= Task to complete =
Copy every record below, exactly as written.

Data entries:
— start —

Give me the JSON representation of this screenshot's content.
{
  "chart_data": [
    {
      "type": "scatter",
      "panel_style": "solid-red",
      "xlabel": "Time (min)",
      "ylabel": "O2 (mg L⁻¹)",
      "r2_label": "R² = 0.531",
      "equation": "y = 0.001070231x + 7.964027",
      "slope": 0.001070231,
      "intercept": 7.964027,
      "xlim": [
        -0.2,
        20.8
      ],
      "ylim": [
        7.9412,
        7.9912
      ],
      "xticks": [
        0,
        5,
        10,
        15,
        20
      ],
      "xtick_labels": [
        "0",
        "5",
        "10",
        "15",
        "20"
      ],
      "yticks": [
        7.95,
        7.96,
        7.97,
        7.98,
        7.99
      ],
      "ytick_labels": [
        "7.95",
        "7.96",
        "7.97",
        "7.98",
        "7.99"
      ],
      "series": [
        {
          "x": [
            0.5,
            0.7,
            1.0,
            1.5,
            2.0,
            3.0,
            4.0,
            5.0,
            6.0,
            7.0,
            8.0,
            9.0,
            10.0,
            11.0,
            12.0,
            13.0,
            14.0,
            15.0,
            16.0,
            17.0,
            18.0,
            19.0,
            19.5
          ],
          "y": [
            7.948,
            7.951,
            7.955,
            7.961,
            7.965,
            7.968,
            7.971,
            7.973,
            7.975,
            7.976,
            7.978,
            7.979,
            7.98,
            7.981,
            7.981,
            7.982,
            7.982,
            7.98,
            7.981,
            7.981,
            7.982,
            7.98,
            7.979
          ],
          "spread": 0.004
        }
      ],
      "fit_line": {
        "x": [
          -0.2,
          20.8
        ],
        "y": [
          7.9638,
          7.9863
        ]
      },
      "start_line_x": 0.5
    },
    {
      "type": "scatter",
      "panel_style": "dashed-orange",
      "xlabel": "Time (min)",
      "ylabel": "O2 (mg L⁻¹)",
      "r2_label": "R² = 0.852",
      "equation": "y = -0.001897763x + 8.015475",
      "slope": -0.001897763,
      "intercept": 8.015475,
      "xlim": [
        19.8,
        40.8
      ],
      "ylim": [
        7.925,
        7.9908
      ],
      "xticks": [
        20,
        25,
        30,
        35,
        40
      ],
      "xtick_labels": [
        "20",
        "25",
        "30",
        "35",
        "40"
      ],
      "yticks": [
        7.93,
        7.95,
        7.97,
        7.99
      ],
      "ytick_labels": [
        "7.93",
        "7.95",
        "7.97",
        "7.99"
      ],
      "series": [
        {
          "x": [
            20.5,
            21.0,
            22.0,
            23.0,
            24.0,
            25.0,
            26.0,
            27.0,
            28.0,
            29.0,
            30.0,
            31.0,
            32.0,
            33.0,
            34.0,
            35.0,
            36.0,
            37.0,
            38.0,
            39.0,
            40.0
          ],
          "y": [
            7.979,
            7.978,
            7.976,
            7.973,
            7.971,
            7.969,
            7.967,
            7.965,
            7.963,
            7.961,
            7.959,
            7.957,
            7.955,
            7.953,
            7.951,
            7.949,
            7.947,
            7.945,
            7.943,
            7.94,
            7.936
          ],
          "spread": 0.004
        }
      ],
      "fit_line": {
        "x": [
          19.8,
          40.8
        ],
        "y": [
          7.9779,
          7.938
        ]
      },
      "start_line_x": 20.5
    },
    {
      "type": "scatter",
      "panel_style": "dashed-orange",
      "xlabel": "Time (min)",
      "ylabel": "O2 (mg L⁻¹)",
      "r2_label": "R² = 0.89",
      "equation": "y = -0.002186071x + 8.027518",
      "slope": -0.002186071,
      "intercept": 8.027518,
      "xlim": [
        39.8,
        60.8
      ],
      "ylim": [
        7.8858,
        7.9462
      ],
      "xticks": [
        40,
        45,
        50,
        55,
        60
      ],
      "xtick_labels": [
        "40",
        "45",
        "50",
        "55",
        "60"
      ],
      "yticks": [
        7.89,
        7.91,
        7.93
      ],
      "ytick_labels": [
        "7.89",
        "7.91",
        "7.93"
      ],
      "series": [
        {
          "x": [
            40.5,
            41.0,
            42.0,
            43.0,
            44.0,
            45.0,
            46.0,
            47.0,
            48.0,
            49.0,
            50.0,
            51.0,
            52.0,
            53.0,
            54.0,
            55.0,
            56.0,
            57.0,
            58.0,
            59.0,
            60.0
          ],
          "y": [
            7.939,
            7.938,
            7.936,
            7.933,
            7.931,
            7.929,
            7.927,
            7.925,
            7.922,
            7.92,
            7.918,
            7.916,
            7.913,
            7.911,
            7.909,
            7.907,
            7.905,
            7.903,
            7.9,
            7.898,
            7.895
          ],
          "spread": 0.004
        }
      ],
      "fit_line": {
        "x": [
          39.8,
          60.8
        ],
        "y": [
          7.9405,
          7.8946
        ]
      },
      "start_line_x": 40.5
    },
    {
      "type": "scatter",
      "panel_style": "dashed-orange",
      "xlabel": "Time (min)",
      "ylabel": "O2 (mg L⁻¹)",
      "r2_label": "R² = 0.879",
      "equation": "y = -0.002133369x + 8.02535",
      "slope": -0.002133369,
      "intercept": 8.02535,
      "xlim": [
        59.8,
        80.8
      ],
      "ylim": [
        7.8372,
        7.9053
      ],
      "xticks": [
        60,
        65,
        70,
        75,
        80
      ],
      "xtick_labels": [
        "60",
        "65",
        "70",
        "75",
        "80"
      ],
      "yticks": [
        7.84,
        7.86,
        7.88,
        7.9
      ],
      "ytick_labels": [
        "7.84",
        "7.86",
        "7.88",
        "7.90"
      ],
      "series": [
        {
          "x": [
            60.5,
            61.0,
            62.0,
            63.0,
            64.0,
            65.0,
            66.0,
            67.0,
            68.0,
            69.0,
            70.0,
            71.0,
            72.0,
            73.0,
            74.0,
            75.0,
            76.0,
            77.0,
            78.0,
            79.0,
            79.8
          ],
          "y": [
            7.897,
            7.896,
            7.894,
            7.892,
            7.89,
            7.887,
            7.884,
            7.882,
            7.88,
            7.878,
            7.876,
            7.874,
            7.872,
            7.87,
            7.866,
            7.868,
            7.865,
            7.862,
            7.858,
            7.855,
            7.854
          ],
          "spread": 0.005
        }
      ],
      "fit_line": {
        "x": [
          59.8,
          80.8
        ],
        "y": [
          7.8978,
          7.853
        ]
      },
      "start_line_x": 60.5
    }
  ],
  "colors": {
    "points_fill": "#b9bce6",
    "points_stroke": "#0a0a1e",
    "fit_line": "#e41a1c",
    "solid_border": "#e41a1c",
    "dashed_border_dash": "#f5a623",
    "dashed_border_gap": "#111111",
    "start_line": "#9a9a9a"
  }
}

— end —

= Written reply =
Give me the JSON representation of this screenshot's content.
{
  "chart_data": [
    {
      "type": "scatter",
      "panel_style": "solid-red",
      "xlabel": "Time (min)",
      "ylabel": "O2 (mg L⁻¹)",
      "r2_label": "R² = 0.531",
      "equation": "y = 0.001070231x + 7.964027",
      "slope": 0.001070231,
      "intercept": 7.964027,
      "xlim": [
        -0.2,
        20.8
      ],
      "ylim": [
        7.9412,
        7.9912
      ],
      "xticks": [
        0,
        5,
        10,
        15,
        20
      ],
      "xtick_labels": [
        "0",
        "5",
        "10",
        "15",
        "20"
      ],
      "yticks": [
        7.95,
        7.96,
        7.97,
        7.98,
        7.99
      ],
      "ytick_labels": [
        "7.95",
        "7.96",
        "7.97",
        "7.98",
        "7.99"
      ],
      "series": [
        {
          "x": [
            0.5,
            0.7,
            1.0,
            1.5,
            2.0,
            3.0,
            4.0,
            5.0,
            6.0,
            7.0,
            8.0,
            9.0,
            10.0,
            11.0,
            12.0,
            13.0,
            14.0,
            15.0,
            16.0,
            17.0,
            18.0,
            19.0,
            19.5
          ],
          "y": [
            7.948,
            7.951,
            7.955,
            7.961,
            7.965,
            7.968,
            7.971,
            7.973,
            7.975,
            7.976,
            7.978,
            7.979,
            7.98,
            7.981,
            7.981,
            7.982,
            7.982,
            7.98,
            7.981,
            7.981,
            7.982,
            7.98,
            7.979
          ],
          "spread": 0.004
        }
      ],
      "fit_line": {
        "x": [
          -0.2,
          20.8
        ],
        "y": [
          7.9638,
          7.9863
        ]
      },
      "start_line_x": 0.5
    },
    {
      "type": "scatter",
      "panel_style": "dashed-orange",
      "xlabel": "Time (min)",
      "ylabel": "O2 (mg L⁻¹)",
      "r2_label": "R² = 0.852",
      "equation": "y = -0.001897763x + 8.015475",
      "slope": -0.001897763,
      "intercept": 8.015475,
      "xlim": [
        19.8,
        40.8
      ],
      "ylim": [
        7.925,
        7.9908
      ],
      "xticks": [
        20,
        25,
        30,
        35,
        40
      ],
      "xtick_labels": [
        "20",
        "25",
        "30",
        "35",
        "40"
      ],
      "yticks": [
        7.93,
        7.95,
        7.97,
        7.99
      ],
      "ytick_labels": [
        "7.93",
        "7.95",
        "7.97",
        "7.99"
      ],
      "series": [
        {
          "x": [
            20.5,
            21.0,
            22.0,
            23.0,
            24.0,
            25.0,
            26.0,
            27.0,
            28.0,
            29.0,
            30.0,
            31.0,
            32.0,
            33.0,
            34.0,
            35.0,
            36.0,
            37.0,
            38.0,
            39.0,
            40.0
          ],
          "y": [
            7.979,
            7.978,
            7.976,
            7.973,
            7.971,
            7.969,
            7.967,
            7.965,
            7.963,
            7.961,
            7.959,
            7.957,
            7.955,
            7.953,
            7.951,
            7.949,
            7.947,
            7.945,
            7.943,
            7.94,
            7.936
          ],
          "spread": 0.004
        }
      ],
      "fit_line": {
        "x": [
          19.8,
          40.8
        ],
        "y": [
          7.9779,
          7.938
        ]
      },
      "start_line_x": 20.5
    },
    {
      "type": "scatter",
      "panel_style": "dashed-orange",
      "xlabel": "Time (min)",
      "ylabel": "O2 (mg L⁻¹)",
      "r2_label": "R² = 0.89",
      "equation": "y = -0.002186071x + 8.027518",
      "slope": -0.002186071,
      "intercept": 8.027518,
      "xlim": [
        39.8,
        60.8
      ],
      "ylim": [
        7.8858,
        7.9462
      ],
      "xticks": [
        40,
        45,
        50,
        55,
        60
      ],
      "xtick_labels": [
        "40",
        "45",
        "50",
        "55",
        "60"
      ],
      "yticks": [
        7.89,
        7.91,
        7.93
      ],
      "ytick_labels": [
        "7.89",
        "7.91",
        "7.93"
      ],
      "series": [
        {
          "x": [
            40.5,
            41.0,
            42.0,
            43.0,
            44.0,
            45.0,
            46.0,
            47.0,
            48.0,
            49.0,
            50.0,
            51.0,
            52.0,
            53.0,
            54.0,
            55.0,
            56.0,
            57.0,
            58.0,
            59.0,
            60.0
          ],
          "y": [
            7.939,
            7.938,
            7.936,
            7.933,
            7.931,
            7.929,
            7.927,
            7.925,
            7.922,
            7.92,
            7.918,
            7.916,
            7.913,
            7.911,
            7.909,
            7.907,
            7.905,
            7.903,
            7.9,
            7.898,
            7.895
          ],
          "spread": 0.004
        }
      ],
      "fit_line": {
        "x": [
          39.8,
          60.8
        ],
        "y": [
          7.9405,
          7.8946
        ]
      },
      "start_line_x": 40.5
    },
    {
      "type": "scatter",
      "panel_style": "dashed-orange",
      "xlabel": "Time (min)",
      "ylabel": "O2 (mg L⁻¹)",
      "r2_label": "R² = 0.879",
      "equation": "y = -0.002133369x + 8.02535",
      "slope": -0.002133369,
      "intercept": 8.02535,
      "xlim": [
        59.8,
        80.8
      ],
      "ylim": [
        7.8372,
        7.9053
      ],
      "xticks": [
        60,
        65,
        70,
        75,
        80
      ],
      "xtick_labels": [
        "60",
        "65",
        "70",
        "75",
        "80"
      ],
      "yticks": [
        7.84,
        7.86,
        7.88,
        7.9
      ],
      "ytick_labels": [
        "7.84",
        "7.86",
        "7.88",
        "7.90"
      ],
      "series": [
        {
          "x": [
            60.5,
            61.0,
            62.0,
            63.0,
            64.0,
            65.0,
            66.0,
            67.0,
            68.0,
            69.0,
            70.0,
            71.0,
            72.0,
            73.0,
            74.0,
            75.0,
            76.0,
            77.0,
            78.0,
            79.0,
            79.8
          ],
          "y": [
            7.897,
            7.896,
            7.894,
            7.892,
            7.89,
            7.887,
            7.884,
            7.882,
            7.88,
            7.878,
            7.876,
            7.874,
            7.872,
            7.87,
            7.866,
            7.868,
            7.865,
            7.862,
            7.858,
            7.855,
            7.854
          ],
          "spread": 0.005
        }
      ],
      "fit_line": {
        "x": [
          59.8,
          80.8
        ],
        "y": [
          7.8978,
          7.853
        ]
      },
      "start_line_x": 60.5
    }
  ],
  "colors": {
    "points_fill": "#b9bce6",
    "points_stroke": "#0a0a1e",
    "fit_line": "#e41a1c",
    "solid_border": "#e41a1c",
    "dashed_border_dash": "#f5a623",
    "dashed_border_gap": "#111111",
    "start_line": "#9a9a9a"
  }
}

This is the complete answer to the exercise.